● **What is asked**
Copy every line of the entries that includes the word "unlimited".
>>>>>
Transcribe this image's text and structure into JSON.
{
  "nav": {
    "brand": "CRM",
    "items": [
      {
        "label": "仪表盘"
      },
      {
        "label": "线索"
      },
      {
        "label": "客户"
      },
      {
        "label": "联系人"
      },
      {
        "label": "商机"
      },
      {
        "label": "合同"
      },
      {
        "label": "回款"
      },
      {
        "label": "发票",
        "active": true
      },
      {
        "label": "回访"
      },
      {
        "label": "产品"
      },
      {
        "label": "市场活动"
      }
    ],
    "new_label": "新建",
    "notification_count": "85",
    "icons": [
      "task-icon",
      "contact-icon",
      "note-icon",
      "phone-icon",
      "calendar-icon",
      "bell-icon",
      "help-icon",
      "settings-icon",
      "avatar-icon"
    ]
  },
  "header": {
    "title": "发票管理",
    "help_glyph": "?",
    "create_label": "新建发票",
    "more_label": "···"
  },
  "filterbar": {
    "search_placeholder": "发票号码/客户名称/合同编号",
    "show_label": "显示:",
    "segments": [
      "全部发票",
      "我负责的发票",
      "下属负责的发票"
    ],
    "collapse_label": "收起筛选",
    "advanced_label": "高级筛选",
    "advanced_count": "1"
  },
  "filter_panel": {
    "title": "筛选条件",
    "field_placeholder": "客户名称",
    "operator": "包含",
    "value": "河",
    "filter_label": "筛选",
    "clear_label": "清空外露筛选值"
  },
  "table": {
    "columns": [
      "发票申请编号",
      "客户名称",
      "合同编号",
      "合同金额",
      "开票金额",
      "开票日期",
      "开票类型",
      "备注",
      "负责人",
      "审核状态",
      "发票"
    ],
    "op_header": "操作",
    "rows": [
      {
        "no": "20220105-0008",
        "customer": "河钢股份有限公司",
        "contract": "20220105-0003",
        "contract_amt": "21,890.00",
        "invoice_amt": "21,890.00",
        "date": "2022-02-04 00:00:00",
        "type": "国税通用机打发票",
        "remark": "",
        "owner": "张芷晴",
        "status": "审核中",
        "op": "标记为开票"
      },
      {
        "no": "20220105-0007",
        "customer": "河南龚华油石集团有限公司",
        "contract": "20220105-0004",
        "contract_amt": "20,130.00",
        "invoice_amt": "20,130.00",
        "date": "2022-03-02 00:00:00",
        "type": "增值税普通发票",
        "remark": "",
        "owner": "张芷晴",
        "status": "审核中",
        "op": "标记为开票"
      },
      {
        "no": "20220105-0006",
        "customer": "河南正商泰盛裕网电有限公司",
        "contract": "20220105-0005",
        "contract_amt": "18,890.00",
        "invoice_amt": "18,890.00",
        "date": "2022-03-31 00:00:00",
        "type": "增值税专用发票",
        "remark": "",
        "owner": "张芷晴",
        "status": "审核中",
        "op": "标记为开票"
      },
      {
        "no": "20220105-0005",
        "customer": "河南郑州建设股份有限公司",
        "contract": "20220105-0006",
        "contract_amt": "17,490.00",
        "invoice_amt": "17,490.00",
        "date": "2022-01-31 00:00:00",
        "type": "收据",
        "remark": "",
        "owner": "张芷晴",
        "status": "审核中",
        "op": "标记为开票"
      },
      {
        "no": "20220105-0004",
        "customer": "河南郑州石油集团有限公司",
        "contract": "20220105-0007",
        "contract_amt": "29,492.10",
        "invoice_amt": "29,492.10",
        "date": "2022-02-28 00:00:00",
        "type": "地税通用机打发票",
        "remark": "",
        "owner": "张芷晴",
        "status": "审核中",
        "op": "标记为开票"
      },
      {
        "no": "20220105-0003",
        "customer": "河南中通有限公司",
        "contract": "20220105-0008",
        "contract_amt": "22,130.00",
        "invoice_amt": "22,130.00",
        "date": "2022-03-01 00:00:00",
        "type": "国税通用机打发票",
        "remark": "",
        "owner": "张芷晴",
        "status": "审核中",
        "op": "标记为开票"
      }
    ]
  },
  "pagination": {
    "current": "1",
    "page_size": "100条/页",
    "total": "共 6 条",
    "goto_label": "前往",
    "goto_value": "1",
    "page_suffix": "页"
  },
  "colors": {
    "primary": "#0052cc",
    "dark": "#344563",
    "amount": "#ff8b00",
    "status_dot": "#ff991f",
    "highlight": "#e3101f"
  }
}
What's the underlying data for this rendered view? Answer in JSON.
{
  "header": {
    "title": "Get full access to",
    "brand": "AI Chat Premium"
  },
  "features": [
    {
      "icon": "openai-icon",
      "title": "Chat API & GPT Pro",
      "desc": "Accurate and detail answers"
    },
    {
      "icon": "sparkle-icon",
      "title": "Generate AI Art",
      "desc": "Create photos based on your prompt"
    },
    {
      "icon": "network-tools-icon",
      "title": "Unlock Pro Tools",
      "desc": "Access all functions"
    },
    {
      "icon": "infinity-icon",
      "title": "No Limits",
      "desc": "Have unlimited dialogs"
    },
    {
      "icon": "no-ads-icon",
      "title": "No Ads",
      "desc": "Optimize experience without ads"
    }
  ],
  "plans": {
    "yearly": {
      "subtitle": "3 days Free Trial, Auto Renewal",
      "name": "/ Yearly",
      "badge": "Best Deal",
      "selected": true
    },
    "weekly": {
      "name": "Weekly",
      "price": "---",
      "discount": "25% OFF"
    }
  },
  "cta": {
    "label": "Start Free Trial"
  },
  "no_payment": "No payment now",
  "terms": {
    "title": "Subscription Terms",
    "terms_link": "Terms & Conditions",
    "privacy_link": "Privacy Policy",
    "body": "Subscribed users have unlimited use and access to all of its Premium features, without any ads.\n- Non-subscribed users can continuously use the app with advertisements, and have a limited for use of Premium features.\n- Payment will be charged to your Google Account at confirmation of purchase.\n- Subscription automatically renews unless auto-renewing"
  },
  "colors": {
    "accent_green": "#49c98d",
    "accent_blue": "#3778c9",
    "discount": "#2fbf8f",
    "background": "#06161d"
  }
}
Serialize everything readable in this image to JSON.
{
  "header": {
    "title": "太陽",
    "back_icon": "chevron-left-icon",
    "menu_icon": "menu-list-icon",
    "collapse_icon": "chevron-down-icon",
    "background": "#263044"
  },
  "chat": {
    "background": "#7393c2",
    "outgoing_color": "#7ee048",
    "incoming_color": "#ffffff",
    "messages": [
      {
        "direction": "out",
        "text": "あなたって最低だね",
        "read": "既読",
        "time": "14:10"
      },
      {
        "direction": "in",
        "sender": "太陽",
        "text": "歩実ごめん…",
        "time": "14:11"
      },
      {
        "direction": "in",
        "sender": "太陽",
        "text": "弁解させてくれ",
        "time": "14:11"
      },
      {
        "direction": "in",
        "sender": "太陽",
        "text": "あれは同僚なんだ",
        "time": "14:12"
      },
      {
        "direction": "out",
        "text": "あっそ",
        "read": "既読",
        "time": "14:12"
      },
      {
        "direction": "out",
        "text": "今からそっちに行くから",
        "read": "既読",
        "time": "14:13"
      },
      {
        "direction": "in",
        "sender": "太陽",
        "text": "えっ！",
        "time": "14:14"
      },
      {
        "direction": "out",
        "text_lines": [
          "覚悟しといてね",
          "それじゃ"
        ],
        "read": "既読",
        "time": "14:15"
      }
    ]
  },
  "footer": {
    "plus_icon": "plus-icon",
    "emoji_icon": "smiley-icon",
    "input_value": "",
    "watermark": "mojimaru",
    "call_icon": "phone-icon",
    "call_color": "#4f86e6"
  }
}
<<<<<
● **Worked answer**
      "desc": "Have unlimited dialogs"
    "body": "Subscribed users have unlimited use and access to all of its Premium features, without any ads.\n- Non-subscribed users can continuously use the app with advertisements, and have a limited for use of Premium features.\n- Payment will be charged to your Google Account at confirmation of purchase.\n- Subscription automatically renews unless auto-renewing"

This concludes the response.